#### [Dataset items]
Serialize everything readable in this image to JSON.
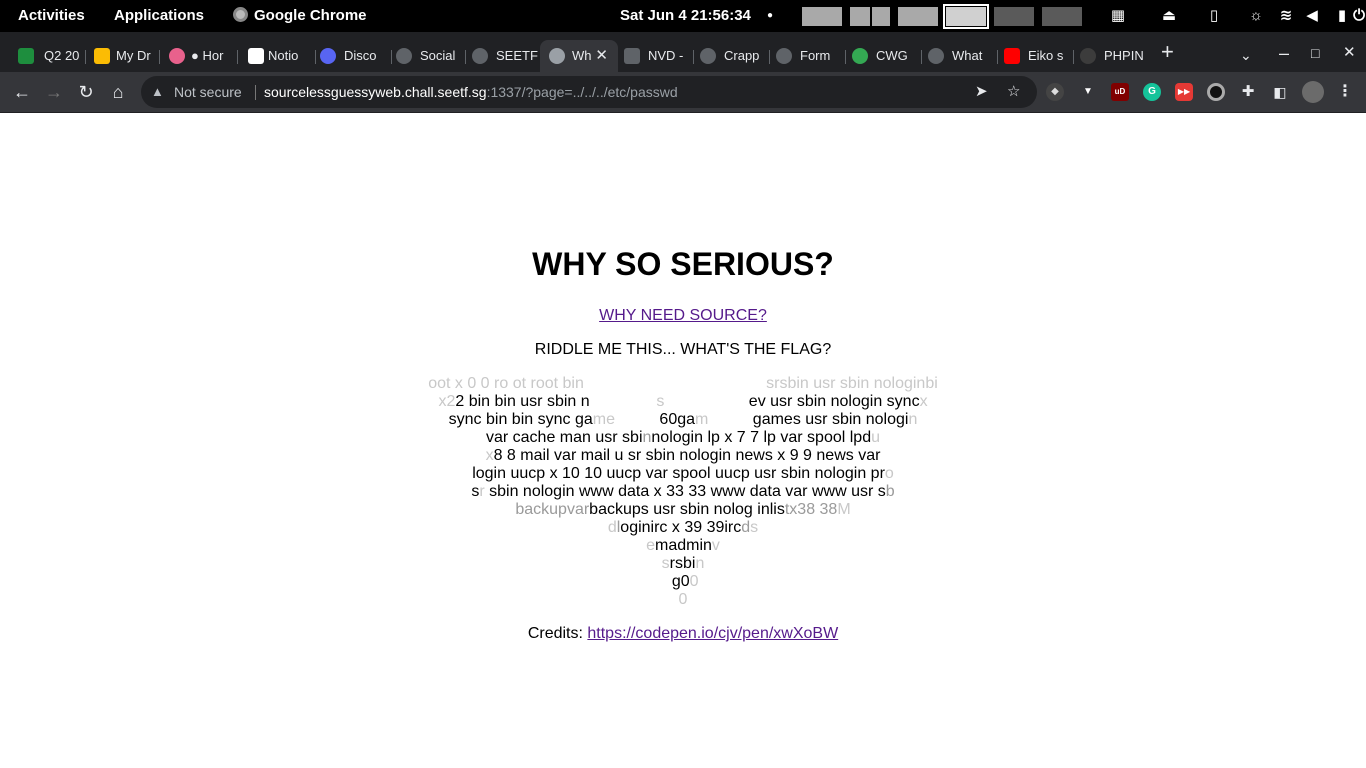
{
  "topbar": {
    "activities": "Activities",
    "applications": "Applications",
    "app_name": "Google Chrome",
    "clock": "Sat Jun 4  21:56:34",
    "dot": "●"
  },
  "tabs": [
    {
      "label": "Q2 20",
      "favicon_color": "#1e8e3e"
    },
    {
      "label": "My Dr",
      "favicon_color": "#fbbc04"
    },
    {
      "label": "● Hor",
      "favicon_color": "#e8618c"
    },
    {
      "label": "Notio",
      "favicon_color": "#ffffff"
    },
    {
      "label": "Disco",
      "favicon_color": "#5865f2"
    },
    {
      "label": "Social",
      "favicon_color": "#9aa0a6"
    },
    {
      "label": "SEETF",
      "favicon_color": "#9aa0a6"
    },
    {
      "label": "Wh",
      "favicon_color": "#9aa0a6"
    },
    {
      "label": "NVD -",
      "favicon_color": "#9aa0a6"
    },
    {
      "label": "Crapp",
      "favicon_color": "#9aa0a6"
    },
    {
      "label": "Form",
      "favicon_color": "#9aa0a6"
    },
    {
      "label": "CWG",
      "favicon_color": "#34a853"
    },
    {
      "label": "What",
      "favicon_color": "#9aa0a6"
    },
    {
      "label": "Eiko s",
      "favicon_color": "#ff0000"
    },
    {
      "label": "PHPIN",
      "favicon_color": "#9aa0a6"
    }
  ],
  "toolbar": {
    "not_secure": "Not secure",
    "url_host": "sourcelessguessyweb.chall.seetf.sg",
    "url_rest": ":1337/?page=../../../etc/passwd"
  },
  "page": {
    "title": "WHY SO SERIOUS?",
    "source_link": "WHY NEED SOURCE?",
    "riddle": "RIDDLE ME THIS... WHAT'S THE FLAG?",
    "credits_label": "Credits: ",
    "credits_link": "https://codepen.io/cjv/pen/xwXoBW"
  },
  "smiley_rows": [
    [
      [
        "f",
        "oot x 0 0 ro ot root bin"
      ],
      [
        "n",
        "                                         "
      ],
      [
        "f",
        "srsbin usr sbin nologinbi"
      ]
    ],
    [
      [
        "f",
        "x2"
      ],
      [
        "n",
        "2 bin bin usr sbin n"
      ],
      [
        "f",
        "               s"
      ],
      [
        "n",
        "                   ev usr sbin nologin sync"
      ],
      [
        "f",
        "x"
      ]
    ],
    [
      [
        "n",
        "sync bin bin sync ga"
      ],
      [
        "f",
        "me"
      ],
      [
        "n",
        "          60ga"
      ],
      [
        "f",
        "m"
      ],
      [
        "n",
        "          games usr sbin nologi"
      ],
      [
        "f",
        "n"
      ]
    ],
    [
      [
        "n",
        "var cache man usr sbi"
      ],
      [
        "m",
        "n"
      ],
      [
        "n",
        "nologin lp x 7 7 lp var spool lpd"
      ],
      [
        "f",
        "u"
      ]
    ],
    [
      [
        "f",
        "x"
      ],
      [
        "n",
        "8 8 mail var mail u sr sbin nologin news x 9 9 news var"
      ]
    ],
    [
      [
        "n",
        "login uucp x 10 10 uucp var spool uucp usr sbin nologin pr"
      ],
      [
        "f",
        "o"
      ]
    ],
    [
      [
        "n",
        "s"
      ],
      [
        "f",
        "r"
      ],
      [
        "n",
        " sbin nologin www data x 33 33 www data var www usr s"
      ],
      [
        "m",
        "b"
      ]
    ],
    [
      [
        "m",
        "backupvar"
      ],
      [
        "n",
        "backups usr sbin nolog inlis"
      ],
      [
        "m",
        "tx38 38"
      ],
      [
        "f",
        "M"
      ]
    ],
    [
      [
        "f",
        "d"
      ],
      [
        "m",
        "l"
      ],
      [
        "n",
        "oginirc x 39 39irc"
      ],
      [
        "m",
        "d"
      ],
      [
        "f",
        "s"
      ]
    ],
    [
      [
        "f",
        "e"
      ],
      [
        "n",
        "madmin"
      ],
      [
        "f",
        "v"
      ]
    ],
    [
      [
        "f",
        "s"
      ],
      [
        "n",
        "rsbi"
      ],
      [
        "f",
        "n"
      ]
    ],
    [
      [
        "n",
        " g0"
      ],
      [
        "f",
        "0"
      ]
    ],
    [
      [
        "f",
        "0"
      ]
    ]
  ]
}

#### [Short task]
Leaving out the pictures, repeat the data above exactly.

#### [Answer for this exercise]
Serialize everything readable in this image to JSON.
{
  "topbar": {
    "activities": "Activities",
    "applications": "Applications",
    "app_name": "Google Chrome",
    "clock": "Sat Jun 4  21:56:34",
    "dot": "●"
  },
  "tabs": [
    {
      "label": "Q2 20",
      "favicon_color": "#1e8e3e"
    },
    {
      "label": "My Dr",
      "favicon_color": "#fbbc04"
    },
    {
      "label": "● Hor",
      "favicon_color": "#e8618c"
    },
    {
      "label": "Notio",
      "favicon_color": "#ffffff"
    },
    {
      "label": "Disco",
      "favicon_color": "#5865f2"
    },
    {
      "label": "Social",
      "favicon_color": "#9aa0a6"
    },
    {
      "label": "SEETF",
      "favicon_color": "#9aa0a6"
    },
    {
      "label": "Wh",
      "favicon_color": "#9aa0a6"
    },
    {
      "label": "NVD -",
      "favicon_color": "#9aa0a6"
    },
    {
      "label": "Crapp",
      "favicon_color": "#9aa0a6"
    },
    {
      "label": "Form",
      "favicon_color": "#9aa0a6"
    },
    {
      "label": "CWG",
      "favicon_color": "#34a853"
    },
    {
      "label": "What",
      "favicon_color": "#9aa0a6"
    },
    {
      "label": "Eiko s",
      "favicon_color": "#ff0000"
    },
    {
      "label": "PHPIN",
      "favicon_color": "#9aa0a6"
    }
  ],
  "toolbar": {
    "not_secure": "Not secure",
    "url_host": "sourcelessguessyweb.chall.seetf.sg",
    "url_rest": ":1337/?page=../../../etc/passwd"
  },
  "page": {
    "title": "WHY SO SERIOUS?",
    "source_link": "WHY NEED SOURCE?",
    "riddle": "RIDDLE ME THIS... WHAT'S THE FLAG?",
    "credits_label": "Credits: ",
    "credits_link": "https://codepen.io/cjv/pen/xwXoBW"
  },
  "smiley_rows": [
    [
      [
        "f",
        "oot x 0 0 ro ot root bin"
      ],
      [
        "n",
        "                                         "
      ],
      [
        "f",
        "srsbin usr sbin nologinbi"
      ]
    ],
    [
      [
        "f",
        "x2"
      ],
      [
        "n",
        "2 bin bin usr sbin n"
      ],
      [
        "f",
        "               s"
      ],
      [
        "n",
        "                   ev usr sbin nologin sync"
      ],
      [
        "f",
        "x"
      ]
    ],
    [
      [
        "n",
        "sync bin bin sync ga"
      ],
      [
        "f",
        "me"
      ],
      [
        "n",
        "          60ga"
      ],
      [
        "f",
        "m"
      ],
      [
        "n",
        "          games usr sbin nologi"
      ],
      [
        "f",
        "n"
      ]
    ],
    [
      [
        "n",
        "var cache man usr sbi"
      ],
      [
        "m",
        "n"
      ],
      [
        "n",
        "nologin lp x 7 7 lp var spool lpd"
      ],
      [
        "f",
        "u"
      ]
    ],
    [
      [
        "f",
        "x"
      ],
      [
        "n",
        "8 8 mail var mail u sr sbin nologin news x 9 9 news var"
      ]
    ],
    [
      [
        "n",
        "login uucp x 10 10 uucp var spool uucp usr sbin nologin pr"
      ],
      [
        "f",
        "o"
      ]
    ],
    [
      [
        "n",
        "s"
      ],
      [
        "f",
        "r"
      ],
      [
        "n",
        " sbin nologin www data x 33 33 www data var www usr s"
      ],
      [
        "m",
        "b"
      ]
    ],
    [
      [
        "m",
        "backupvar"
      ],
      [
        "n",
        "backups usr sbin nolog inlis"
      ],
      [
        "m",
        "tx38 38"
      ],
      [
        "f",
        "M"
      ]
    ],
    [
      [
        "f",
        "d"
      ],
      [
        "m",
        "l"
      ],
      [
        "n",
        "oginirc x 39 39irc"
      ],
      [
        "m",
        "d"
      ],
      [
        "f",
        "s"
      ]
    ],
    [
      [
        "f",
        "e"
      ],
      [
        "n",
        "madmin"
      ],
      [
        "f",
        "v"
      ]
    ],
    [
      [
        "f",
        "s"
      ],
      [
        "n",
        "rsbi"
      ],
      [
        "f",
        "n"
      ]
    ],
    [
      [
        "n",
        " g0"
      ],
      [
        "f",
        "0"
      ]
    ],
    [
      [
        "f",
        "0"
      ]
    ]
  ]
}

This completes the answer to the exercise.